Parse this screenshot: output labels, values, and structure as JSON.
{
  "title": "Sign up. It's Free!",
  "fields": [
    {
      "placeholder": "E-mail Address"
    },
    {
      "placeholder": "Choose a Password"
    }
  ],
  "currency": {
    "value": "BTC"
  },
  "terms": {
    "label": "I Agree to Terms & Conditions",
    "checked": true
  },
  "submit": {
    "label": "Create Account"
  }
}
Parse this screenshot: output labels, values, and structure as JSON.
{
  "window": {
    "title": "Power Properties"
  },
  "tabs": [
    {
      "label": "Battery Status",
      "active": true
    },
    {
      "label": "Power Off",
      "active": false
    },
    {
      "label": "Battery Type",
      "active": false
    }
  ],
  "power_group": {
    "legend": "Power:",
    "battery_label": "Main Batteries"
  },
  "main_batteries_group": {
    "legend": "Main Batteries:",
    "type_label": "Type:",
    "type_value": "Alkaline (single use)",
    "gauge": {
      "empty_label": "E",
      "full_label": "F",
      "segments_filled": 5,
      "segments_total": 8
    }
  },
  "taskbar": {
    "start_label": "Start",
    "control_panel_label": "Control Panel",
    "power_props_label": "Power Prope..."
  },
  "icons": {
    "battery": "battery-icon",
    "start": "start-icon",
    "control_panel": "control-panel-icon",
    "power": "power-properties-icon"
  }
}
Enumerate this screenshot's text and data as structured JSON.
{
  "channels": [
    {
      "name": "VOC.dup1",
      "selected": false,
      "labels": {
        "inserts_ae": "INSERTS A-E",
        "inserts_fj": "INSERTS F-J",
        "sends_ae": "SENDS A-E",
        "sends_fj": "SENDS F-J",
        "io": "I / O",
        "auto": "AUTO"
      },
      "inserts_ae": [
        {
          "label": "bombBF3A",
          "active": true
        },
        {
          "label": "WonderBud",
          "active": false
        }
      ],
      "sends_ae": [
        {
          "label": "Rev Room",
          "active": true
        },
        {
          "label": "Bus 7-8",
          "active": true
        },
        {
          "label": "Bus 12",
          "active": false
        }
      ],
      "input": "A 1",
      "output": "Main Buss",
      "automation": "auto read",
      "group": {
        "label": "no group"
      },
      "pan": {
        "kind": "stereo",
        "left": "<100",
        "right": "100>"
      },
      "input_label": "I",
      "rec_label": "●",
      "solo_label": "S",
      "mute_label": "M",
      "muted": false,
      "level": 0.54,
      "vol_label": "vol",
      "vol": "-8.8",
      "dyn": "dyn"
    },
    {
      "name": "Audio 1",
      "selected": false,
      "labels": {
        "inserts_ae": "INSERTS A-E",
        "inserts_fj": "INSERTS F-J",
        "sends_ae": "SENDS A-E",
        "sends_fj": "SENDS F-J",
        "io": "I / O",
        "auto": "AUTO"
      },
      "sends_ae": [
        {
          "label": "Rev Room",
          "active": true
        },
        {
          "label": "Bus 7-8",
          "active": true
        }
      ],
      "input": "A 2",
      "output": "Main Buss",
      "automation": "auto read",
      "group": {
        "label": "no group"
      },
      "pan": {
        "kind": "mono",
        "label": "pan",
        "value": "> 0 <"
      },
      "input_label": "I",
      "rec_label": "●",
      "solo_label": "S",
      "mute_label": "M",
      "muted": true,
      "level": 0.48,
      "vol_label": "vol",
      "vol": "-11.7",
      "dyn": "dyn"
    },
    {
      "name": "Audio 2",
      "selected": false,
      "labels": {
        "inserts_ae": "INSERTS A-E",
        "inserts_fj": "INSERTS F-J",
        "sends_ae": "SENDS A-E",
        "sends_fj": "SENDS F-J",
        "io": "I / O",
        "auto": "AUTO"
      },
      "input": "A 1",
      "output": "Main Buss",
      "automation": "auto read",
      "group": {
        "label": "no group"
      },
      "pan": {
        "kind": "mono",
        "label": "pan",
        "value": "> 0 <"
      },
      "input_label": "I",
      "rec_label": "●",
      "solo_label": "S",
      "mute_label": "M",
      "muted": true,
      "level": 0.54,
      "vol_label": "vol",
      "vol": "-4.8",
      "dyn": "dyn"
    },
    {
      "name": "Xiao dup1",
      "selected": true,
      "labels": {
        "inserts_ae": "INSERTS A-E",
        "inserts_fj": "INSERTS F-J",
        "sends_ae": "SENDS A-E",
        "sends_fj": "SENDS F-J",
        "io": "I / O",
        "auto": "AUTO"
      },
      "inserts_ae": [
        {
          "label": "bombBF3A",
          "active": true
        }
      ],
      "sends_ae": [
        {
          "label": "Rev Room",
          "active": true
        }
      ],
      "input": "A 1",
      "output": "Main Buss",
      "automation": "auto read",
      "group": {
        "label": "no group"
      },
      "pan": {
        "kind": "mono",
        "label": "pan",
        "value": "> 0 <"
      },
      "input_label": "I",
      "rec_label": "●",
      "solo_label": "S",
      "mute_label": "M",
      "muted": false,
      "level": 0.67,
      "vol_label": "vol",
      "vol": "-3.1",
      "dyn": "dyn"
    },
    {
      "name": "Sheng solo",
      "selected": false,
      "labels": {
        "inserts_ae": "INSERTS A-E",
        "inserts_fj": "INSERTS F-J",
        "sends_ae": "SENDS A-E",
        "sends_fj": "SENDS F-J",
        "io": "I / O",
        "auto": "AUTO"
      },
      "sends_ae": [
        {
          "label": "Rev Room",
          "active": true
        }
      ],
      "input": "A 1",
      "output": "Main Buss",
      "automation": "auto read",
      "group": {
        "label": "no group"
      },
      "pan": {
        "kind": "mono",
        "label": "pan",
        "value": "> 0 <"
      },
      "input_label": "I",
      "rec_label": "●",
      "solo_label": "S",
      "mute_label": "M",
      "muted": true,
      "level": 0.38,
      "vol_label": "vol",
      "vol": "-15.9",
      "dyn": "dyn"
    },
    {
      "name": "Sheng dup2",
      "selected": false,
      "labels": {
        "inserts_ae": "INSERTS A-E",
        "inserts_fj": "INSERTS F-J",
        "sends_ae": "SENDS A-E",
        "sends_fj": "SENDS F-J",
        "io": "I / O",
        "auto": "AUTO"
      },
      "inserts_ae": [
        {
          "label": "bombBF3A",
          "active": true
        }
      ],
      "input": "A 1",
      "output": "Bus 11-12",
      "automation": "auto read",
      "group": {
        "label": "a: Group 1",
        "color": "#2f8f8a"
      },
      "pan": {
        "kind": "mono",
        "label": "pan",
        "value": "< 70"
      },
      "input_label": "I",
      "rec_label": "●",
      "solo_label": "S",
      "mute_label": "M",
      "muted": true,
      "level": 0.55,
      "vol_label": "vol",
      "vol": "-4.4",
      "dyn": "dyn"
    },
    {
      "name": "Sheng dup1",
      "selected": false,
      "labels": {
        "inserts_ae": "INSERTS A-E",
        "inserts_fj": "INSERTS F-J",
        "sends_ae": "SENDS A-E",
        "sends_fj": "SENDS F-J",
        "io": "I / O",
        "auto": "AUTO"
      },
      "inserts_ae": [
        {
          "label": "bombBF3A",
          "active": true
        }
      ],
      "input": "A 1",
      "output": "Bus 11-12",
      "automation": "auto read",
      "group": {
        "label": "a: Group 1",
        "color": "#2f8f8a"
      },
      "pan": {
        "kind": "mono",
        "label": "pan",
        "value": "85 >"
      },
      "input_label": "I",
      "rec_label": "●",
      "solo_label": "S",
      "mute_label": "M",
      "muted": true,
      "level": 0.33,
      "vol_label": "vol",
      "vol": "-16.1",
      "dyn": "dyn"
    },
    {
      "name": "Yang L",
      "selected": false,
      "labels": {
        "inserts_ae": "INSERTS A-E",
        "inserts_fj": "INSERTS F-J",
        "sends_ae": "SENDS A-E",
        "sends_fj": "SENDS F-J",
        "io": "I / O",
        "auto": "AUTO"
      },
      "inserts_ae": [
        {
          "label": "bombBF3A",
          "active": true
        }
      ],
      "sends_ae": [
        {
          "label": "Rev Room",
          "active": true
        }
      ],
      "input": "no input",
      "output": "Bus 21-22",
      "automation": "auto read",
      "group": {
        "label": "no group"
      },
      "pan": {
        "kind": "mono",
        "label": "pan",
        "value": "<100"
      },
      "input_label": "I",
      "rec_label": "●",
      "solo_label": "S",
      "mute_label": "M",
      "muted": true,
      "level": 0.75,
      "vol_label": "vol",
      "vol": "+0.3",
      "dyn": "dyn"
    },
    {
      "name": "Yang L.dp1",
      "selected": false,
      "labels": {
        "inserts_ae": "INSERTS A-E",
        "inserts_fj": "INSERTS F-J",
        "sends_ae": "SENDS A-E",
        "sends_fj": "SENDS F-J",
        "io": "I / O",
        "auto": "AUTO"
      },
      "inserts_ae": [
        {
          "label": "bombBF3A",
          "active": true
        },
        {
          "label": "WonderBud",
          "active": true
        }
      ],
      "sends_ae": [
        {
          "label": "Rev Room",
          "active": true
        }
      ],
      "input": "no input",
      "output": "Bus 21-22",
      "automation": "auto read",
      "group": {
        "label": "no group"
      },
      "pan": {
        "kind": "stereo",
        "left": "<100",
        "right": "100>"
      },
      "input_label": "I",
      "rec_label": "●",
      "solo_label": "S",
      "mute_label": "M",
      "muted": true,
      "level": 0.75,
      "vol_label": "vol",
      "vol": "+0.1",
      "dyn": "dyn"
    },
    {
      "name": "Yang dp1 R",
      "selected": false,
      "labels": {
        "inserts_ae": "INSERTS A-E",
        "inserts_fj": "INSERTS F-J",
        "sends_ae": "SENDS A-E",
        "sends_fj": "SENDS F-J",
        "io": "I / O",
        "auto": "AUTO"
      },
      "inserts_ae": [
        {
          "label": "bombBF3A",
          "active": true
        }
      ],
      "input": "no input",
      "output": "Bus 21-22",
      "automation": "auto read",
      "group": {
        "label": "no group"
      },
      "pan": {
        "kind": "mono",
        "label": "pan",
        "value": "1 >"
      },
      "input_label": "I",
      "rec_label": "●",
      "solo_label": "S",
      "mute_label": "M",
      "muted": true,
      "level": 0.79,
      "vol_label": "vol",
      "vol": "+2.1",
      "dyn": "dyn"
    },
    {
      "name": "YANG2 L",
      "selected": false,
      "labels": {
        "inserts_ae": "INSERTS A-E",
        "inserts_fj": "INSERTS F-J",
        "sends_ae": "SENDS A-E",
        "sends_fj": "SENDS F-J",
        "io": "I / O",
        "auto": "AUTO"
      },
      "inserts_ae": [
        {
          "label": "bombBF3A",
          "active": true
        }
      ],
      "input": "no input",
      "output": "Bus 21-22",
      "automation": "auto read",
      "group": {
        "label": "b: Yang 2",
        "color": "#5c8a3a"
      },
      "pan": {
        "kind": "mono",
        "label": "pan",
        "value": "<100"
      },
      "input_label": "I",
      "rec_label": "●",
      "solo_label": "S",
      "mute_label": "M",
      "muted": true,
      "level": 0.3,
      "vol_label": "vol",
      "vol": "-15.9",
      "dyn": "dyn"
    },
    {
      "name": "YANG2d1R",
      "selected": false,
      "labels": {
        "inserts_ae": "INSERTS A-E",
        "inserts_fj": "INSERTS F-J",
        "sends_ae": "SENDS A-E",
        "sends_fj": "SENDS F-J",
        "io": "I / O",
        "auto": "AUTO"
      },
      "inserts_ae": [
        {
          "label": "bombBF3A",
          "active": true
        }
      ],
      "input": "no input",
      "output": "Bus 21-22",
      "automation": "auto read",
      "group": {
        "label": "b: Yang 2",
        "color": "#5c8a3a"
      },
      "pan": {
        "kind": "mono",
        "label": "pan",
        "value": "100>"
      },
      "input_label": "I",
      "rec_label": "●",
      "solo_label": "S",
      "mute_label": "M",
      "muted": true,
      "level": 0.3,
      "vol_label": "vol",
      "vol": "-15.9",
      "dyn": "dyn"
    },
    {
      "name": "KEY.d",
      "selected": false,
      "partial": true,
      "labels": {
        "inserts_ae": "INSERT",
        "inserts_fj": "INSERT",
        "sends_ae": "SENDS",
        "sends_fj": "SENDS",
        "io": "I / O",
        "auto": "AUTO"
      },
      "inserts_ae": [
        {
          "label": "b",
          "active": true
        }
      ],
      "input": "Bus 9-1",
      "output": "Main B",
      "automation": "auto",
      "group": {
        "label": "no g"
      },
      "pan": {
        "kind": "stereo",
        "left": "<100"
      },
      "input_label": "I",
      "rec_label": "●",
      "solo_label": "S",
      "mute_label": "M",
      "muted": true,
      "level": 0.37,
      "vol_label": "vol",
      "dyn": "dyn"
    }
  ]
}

- What the task asks
Check each line in the listing above for the string "title", then report how many lines contain it, with no other text.

- Correct answer
2